Count every line below that contains "FAKFAK", then state the total with no other output.
Start of Extracted information
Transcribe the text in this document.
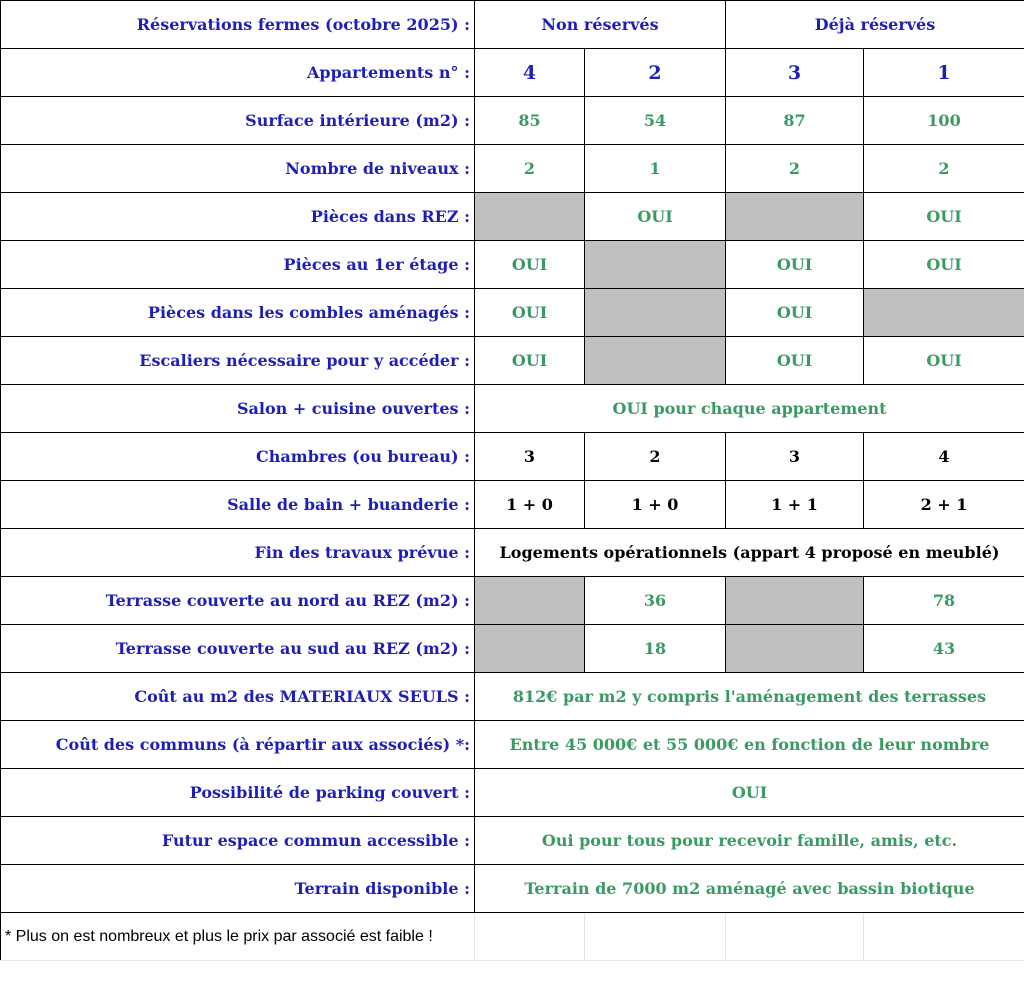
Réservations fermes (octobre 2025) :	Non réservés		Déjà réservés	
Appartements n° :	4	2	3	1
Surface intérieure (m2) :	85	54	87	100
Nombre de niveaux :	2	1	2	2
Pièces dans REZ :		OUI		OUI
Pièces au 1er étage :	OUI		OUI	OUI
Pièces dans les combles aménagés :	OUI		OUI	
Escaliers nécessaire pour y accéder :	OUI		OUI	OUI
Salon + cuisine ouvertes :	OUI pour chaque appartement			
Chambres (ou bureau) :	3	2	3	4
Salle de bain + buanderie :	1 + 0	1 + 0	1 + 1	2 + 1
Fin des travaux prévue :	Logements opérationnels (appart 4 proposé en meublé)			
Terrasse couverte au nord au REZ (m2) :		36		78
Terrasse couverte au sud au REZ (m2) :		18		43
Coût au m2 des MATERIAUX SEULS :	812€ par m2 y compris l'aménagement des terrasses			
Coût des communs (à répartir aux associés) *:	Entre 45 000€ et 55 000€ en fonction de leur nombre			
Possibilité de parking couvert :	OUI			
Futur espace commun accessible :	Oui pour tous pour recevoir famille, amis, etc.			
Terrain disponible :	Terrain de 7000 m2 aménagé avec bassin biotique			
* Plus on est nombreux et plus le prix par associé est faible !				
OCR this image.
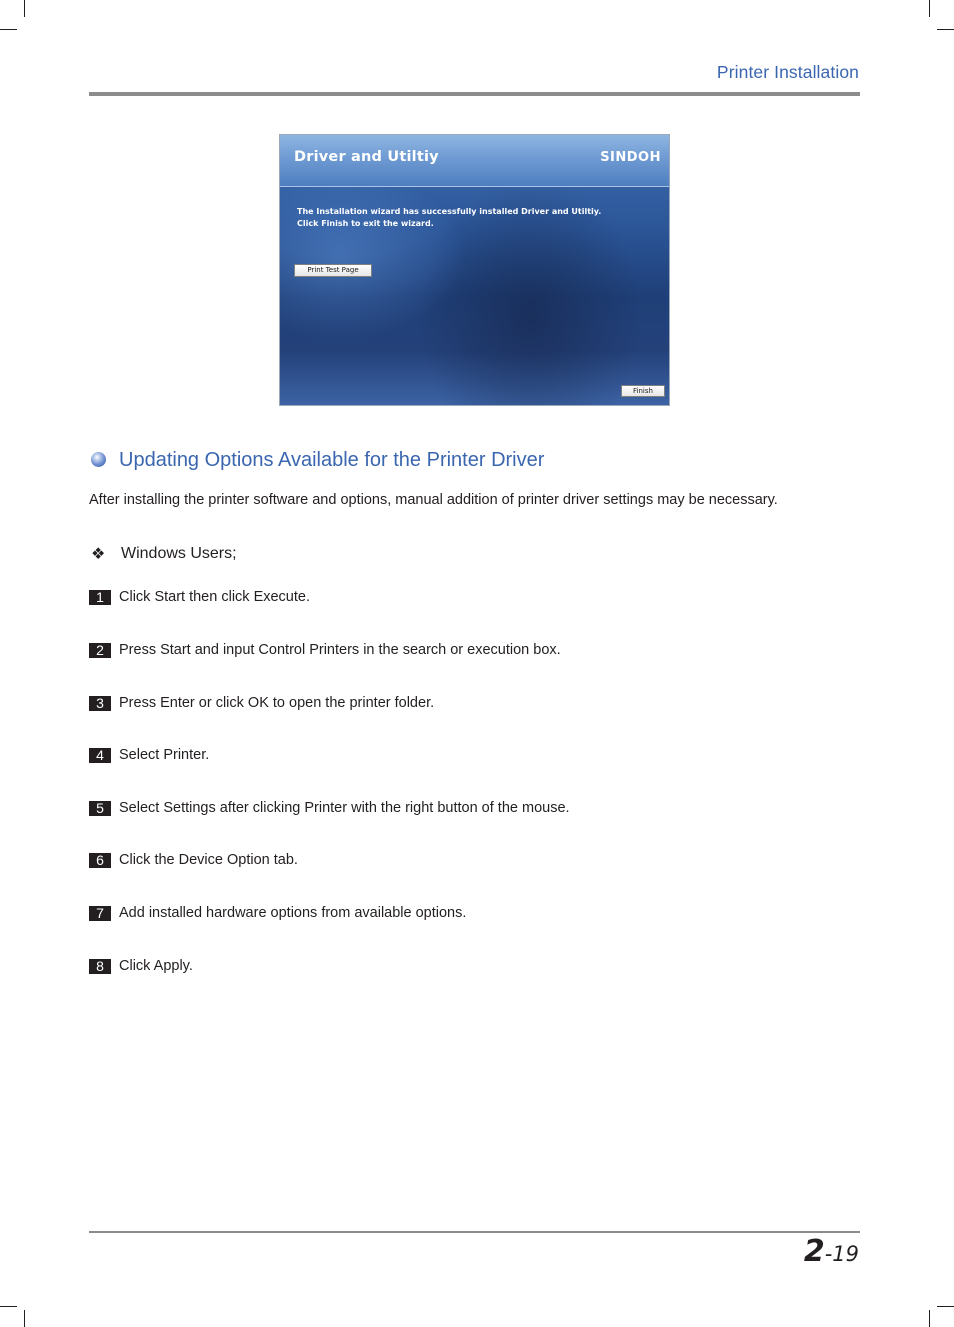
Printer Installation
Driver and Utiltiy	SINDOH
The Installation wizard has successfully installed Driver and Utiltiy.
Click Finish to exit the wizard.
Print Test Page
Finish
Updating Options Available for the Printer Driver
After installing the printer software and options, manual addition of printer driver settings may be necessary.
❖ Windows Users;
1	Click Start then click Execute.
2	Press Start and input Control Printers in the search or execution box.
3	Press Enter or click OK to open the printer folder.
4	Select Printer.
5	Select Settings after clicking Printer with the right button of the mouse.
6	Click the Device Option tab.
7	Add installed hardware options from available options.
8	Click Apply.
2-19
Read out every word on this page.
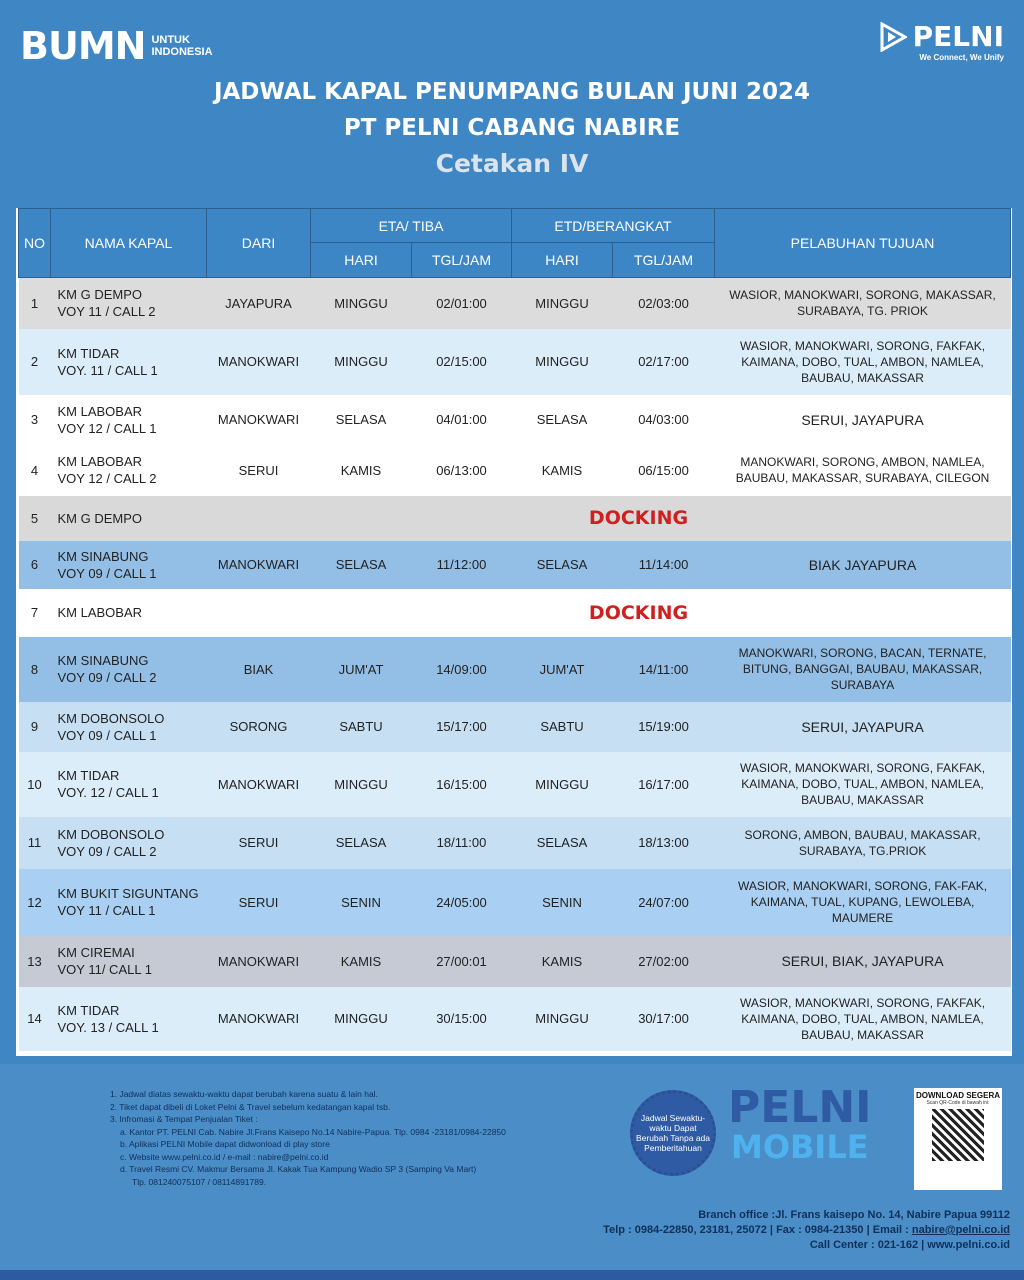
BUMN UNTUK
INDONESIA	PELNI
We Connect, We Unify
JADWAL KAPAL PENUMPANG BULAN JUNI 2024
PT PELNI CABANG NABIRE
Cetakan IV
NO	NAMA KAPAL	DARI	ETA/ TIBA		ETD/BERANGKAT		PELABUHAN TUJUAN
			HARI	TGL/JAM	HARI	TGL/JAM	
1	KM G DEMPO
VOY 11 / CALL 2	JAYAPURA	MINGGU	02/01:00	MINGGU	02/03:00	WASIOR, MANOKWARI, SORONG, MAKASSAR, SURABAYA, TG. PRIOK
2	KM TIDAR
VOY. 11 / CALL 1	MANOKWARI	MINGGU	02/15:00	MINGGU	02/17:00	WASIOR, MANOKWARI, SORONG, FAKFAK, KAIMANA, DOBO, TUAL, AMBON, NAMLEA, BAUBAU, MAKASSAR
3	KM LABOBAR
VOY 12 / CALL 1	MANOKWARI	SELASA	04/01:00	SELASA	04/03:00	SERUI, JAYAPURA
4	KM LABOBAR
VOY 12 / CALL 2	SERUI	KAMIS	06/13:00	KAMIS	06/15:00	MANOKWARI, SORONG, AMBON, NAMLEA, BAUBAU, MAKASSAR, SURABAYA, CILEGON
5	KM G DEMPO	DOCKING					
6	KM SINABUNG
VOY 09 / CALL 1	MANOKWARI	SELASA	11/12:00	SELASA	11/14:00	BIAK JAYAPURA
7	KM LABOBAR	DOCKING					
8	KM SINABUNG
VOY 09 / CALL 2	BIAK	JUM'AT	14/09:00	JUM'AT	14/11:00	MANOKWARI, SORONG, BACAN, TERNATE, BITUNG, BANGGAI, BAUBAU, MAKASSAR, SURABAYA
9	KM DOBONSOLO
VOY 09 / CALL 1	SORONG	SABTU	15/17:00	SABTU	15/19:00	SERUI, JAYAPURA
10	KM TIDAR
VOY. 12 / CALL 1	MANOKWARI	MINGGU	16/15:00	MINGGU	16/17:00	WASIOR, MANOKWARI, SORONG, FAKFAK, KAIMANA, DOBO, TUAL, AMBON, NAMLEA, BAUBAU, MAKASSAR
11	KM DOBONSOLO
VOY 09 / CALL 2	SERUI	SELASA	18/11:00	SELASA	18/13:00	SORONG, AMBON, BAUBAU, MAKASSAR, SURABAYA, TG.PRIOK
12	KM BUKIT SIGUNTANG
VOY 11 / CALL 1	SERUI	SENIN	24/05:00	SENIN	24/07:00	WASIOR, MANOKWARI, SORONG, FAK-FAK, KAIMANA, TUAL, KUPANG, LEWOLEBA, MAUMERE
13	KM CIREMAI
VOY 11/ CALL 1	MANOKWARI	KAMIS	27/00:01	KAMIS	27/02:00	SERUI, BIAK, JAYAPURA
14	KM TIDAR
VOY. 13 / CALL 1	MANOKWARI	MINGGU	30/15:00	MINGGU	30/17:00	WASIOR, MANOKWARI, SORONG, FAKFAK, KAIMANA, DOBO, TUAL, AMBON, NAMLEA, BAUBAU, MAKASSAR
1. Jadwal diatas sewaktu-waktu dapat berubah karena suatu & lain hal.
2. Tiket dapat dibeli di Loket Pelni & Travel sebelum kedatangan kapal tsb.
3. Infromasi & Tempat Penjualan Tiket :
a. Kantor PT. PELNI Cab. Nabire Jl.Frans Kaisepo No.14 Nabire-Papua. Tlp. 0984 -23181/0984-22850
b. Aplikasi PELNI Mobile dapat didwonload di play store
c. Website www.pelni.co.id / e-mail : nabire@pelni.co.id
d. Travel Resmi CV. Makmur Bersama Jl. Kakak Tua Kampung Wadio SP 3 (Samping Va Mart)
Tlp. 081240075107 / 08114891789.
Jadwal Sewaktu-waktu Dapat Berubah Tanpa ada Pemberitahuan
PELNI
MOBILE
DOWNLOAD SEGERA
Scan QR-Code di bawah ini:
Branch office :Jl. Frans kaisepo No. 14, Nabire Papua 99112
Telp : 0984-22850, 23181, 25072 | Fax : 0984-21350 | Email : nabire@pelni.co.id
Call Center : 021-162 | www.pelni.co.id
End of Extracted information
▸ **Solution to this problem**:
3